Instructions for the task> Omit all images. Transcribe the rest of the material below exactly.

Data extracted from a collection:
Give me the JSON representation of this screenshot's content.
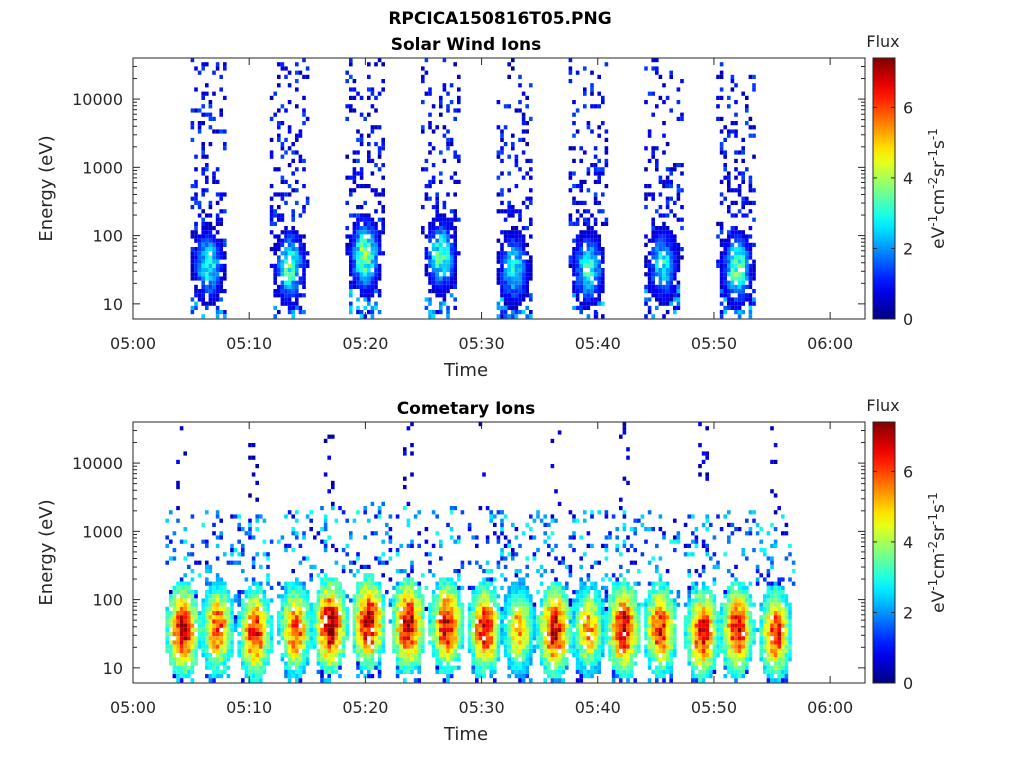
{
  "figure_title": "RPCICA150816T05.PNG",
  "chart_data": [
    {
      "type": "heatmap",
      "title": "Solar Wind Ions",
      "xlabel": "Time",
      "ylabel": "Energy (eV)",
      "x_ticks": [
        "05:00",
        "05:10",
        "05:20",
        "05:30",
        "05:40",
        "05:50",
        "06:00"
      ],
      "xlim_minutes": [
        0,
        63
      ],
      "y_scale": "log",
      "y_ticks": [
        "10",
        "100",
        "1000",
        "10000"
      ],
      "ylim": [
        6,
        40000
      ],
      "colorbar": {
        "title": "Flux",
        "label_parts": [
          "eV",
          "-1",
          "cm",
          "-2",
          "sr",
          "-1",
          "s",
          "-1"
        ],
        "ticks": [
          "0",
          "2",
          "4",
          "6"
        ],
        "range": [
          0,
          7.4
        ],
        "colormap": "jet"
      },
      "bursts": [
        {
          "center_minute": 6.5,
          "peak_energy_eV": 40,
          "peak_flux": 3.2
        },
        {
          "center_minute": 13.5,
          "peak_energy_eV": 38,
          "peak_flux": 3.5
        },
        {
          "center_minute": 20.0,
          "peak_energy_eV": 55,
          "peak_flux": 4.0
        },
        {
          "center_minute": 26.5,
          "peak_energy_eV": 55,
          "peak_flux": 3.5
        },
        {
          "center_minute": 32.8,
          "peak_energy_eV": 35,
          "peak_flux": 3.0
        },
        {
          "center_minute": 39.2,
          "peak_energy_eV": 35,
          "peak_flux": 3.3
        },
        {
          "center_minute": 45.6,
          "peak_energy_eV": 40,
          "peak_flux": 3.0
        },
        {
          "center_minute": 52.0,
          "peak_energy_eV": 35,
          "peak_flux": 3.7
        }
      ]
    },
    {
      "type": "heatmap",
      "title": "Cometary Ions",
      "xlabel": "Time",
      "ylabel": "Energy (eV)",
      "x_ticks": [
        "05:00",
        "05:10",
        "05:20",
        "05:30",
        "05:40",
        "05:50",
        "06:00"
      ],
      "xlim_minutes": [
        0,
        63
      ],
      "y_scale": "log",
      "y_ticks": [
        "10",
        "100",
        "1000",
        "10000"
      ],
      "ylim": [
        6,
        40000
      ],
      "colorbar": {
        "title": "Flux",
        "label_parts": [
          "eV",
          "-1",
          "cm",
          "-2",
          "sr",
          "-1",
          "s",
          "-1"
        ],
        "ticks": [
          "0",
          "2",
          "4",
          "6"
        ],
        "range": [
          0,
          7.4
        ],
        "colormap": "jet"
      },
      "bursts": [
        {
          "center_minute": 4.3,
          "peak_energy_eV": 38,
          "peak_flux": 6.8
        },
        {
          "center_minute": 7.3,
          "peak_energy_eV": 40,
          "peak_flux": 6.0
        },
        {
          "center_minute": 10.5,
          "peak_energy_eV": 35,
          "peak_flux": 6.3
        },
        {
          "center_minute": 14.0,
          "peak_energy_eV": 40,
          "peak_flux": 6.0
        },
        {
          "center_minute": 17.0,
          "peak_energy_eV": 45,
          "peak_flux": 7.1
        },
        {
          "center_minute": 20.3,
          "peak_energy_eV": 50,
          "peak_flux": 6.9
        },
        {
          "center_minute": 23.7,
          "peak_energy_eV": 45,
          "peak_flux": 6.9
        },
        {
          "center_minute": 27.0,
          "peak_energy_eV": 45,
          "peak_flux": 6.6
        },
        {
          "center_minute": 30.3,
          "peak_energy_eV": 40,
          "peak_flux": 6.4
        },
        {
          "center_minute": 33.2,
          "peak_energy_eV": 40,
          "peak_flux": 5.2
        },
        {
          "center_minute": 36.3,
          "peak_energy_eV": 38,
          "peak_flux": 6.8
        },
        {
          "center_minute": 39.2,
          "peak_energy_eV": 40,
          "peak_flux": 5.4
        },
        {
          "center_minute": 42.2,
          "peak_energy_eV": 40,
          "peak_flux": 6.8
        },
        {
          "center_minute": 45.4,
          "peak_energy_eV": 40,
          "peak_flux": 6.3
        },
        {
          "center_minute": 49.0,
          "peak_energy_eV": 35,
          "peak_flux": 6.5
        },
        {
          "center_minute": 52.0,
          "peak_energy_eV": 40,
          "peak_flux": 6.5
        },
        {
          "center_minute": 55.3,
          "peak_energy_eV": 35,
          "peak_flux": 6.2
        }
      ]
    }
  ]
}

Written response>
Give me the JSON representation of this screenshot's content.
{
  "figure_title": "RPCICA150816T05.PNG",
  "chart_data": [
    {
      "type": "heatmap",
      "title": "Solar Wind Ions",
      "xlabel": "Time",
      "ylabel": "Energy (eV)",
      "x_ticks": [
        "05:00",
        "05:10",
        "05:20",
        "05:30",
        "05:40",
        "05:50",
        "06:00"
      ],
      "xlim_minutes": [
        0,
        63
      ],
      "y_scale": "log",
      "y_ticks": [
        "10",
        "100",
        "1000",
        "10000"
      ],
      "ylim": [
        6,
        40000
      ],
      "colorbar": {
        "title": "Flux",
        "label_parts": [
          "eV",
          "-1",
          "cm",
          "-2",
          "sr",
          "-1",
          "s",
          "-1"
        ],
        "ticks": [
          "0",
          "2",
          "4",
          "6"
        ],
        "range": [
          0,
          7.4
        ],
        "colormap": "jet"
      },
      "bursts": [
        {
          "center_minute": 6.5,
          "peak_energy_eV": 40,
          "peak_flux": 3.2
        },
        {
          "center_minute": 13.5,
          "peak_energy_eV": 38,
          "peak_flux": 3.5
        },
        {
          "center_minute": 20.0,
          "peak_energy_eV": 55,
          "peak_flux": 4.0
        },
        {
          "center_minute": 26.5,
          "peak_energy_eV": 55,
          "peak_flux": 3.5
        },
        {
          "center_minute": 32.8,
          "peak_energy_eV": 35,
          "peak_flux": 3.0
        },
        {
          "center_minute": 39.2,
          "peak_energy_eV": 35,
          "peak_flux": 3.3
        },
        {
          "center_minute": 45.6,
          "peak_energy_eV": 40,
          "peak_flux": 3.0
        },
        {
          "center_minute": 52.0,
          "peak_energy_eV": 35,
          "peak_flux": 3.7
        }
      ]
    },
    {
      "type": "heatmap",
      "title": "Cometary Ions",
      "xlabel": "Time",
      "ylabel": "Energy (eV)",
      "x_ticks": [
        "05:00",
        "05:10",
        "05:20",
        "05:30",
        "05:40",
        "05:50",
        "06:00"
      ],
      "xlim_minutes": [
        0,
        63
      ],
      "y_scale": "log",
      "y_ticks": [
        "10",
        "100",
        "1000",
        "10000"
      ],
      "ylim": [
        6,
        40000
      ],
      "colorbar": {
        "title": "Flux",
        "label_parts": [
          "eV",
          "-1",
          "cm",
          "-2",
          "sr",
          "-1",
          "s",
          "-1"
        ],
        "ticks": [
          "0",
          "2",
          "4",
          "6"
        ],
        "range": [
          0,
          7.4
        ],
        "colormap": "jet"
      },
      "bursts": [
        {
          "center_minute": 4.3,
          "peak_energy_eV": 38,
          "peak_flux": 6.8
        },
        {
          "center_minute": 7.3,
          "peak_energy_eV": 40,
          "peak_flux": 6.0
        },
        {
          "center_minute": 10.5,
          "peak_energy_eV": 35,
          "peak_flux": 6.3
        },
        {
          "center_minute": 14.0,
          "peak_energy_eV": 40,
          "peak_flux": 6.0
        },
        {
          "center_minute": 17.0,
          "peak_energy_eV": 45,
          "peak_flux": 7.1
        },
        {
          "center_minute": 20.3,
          "peak_energy_eV": 50,
          "peak_flux": 6.9
        },
        {
          "center_minute": 23.7,
          "peak_energy_eV": 45,
          "peak_flux": 6.9
        },
        {
          "center_minute": 27.0,
          "peak_energy_eV": 45,
          "peak_flux": 6.6
        },
        {
          "center_minute": 30.3,
          "peak_energy_eV": 40,
          "peak_flux": 6.4
        },
        {
          "center_minute": 33.2,
          "peak_energy_eV": 40,
          "peak_flux": 5.2
        },
        {
          "center_minute": 36.3,
          "peak_energy_eV": 38,
          "peak_flux": 6.8
        },
        {
          "center_minute": 39.2,
          "peak_energy_eV": 40,
          "peak_flux": 5.4
        },
        {
          "center_minute": 42.2,
          "peak_energy_eV": 40,
          "peak_flux": 6.8
        },
        {
          "center_minute": 45.4,
          "peak_energy_eV": 40,
          "peak_flux": 6.3
        },
        {
          "center_minute": 49.0,
          "peak_energy_eV": 35,
          "peak_flux": 6.5
        },
        {
          "center_minute": 52.0,
          "peak_energy_eV": 40,
          "peak_flux": 6.5
        },
        {
          "center_minute": 55.3,
          "peak_energy_eV": 35,
          "peak_flux": 6.2
        }
      ]
    }
  ]
}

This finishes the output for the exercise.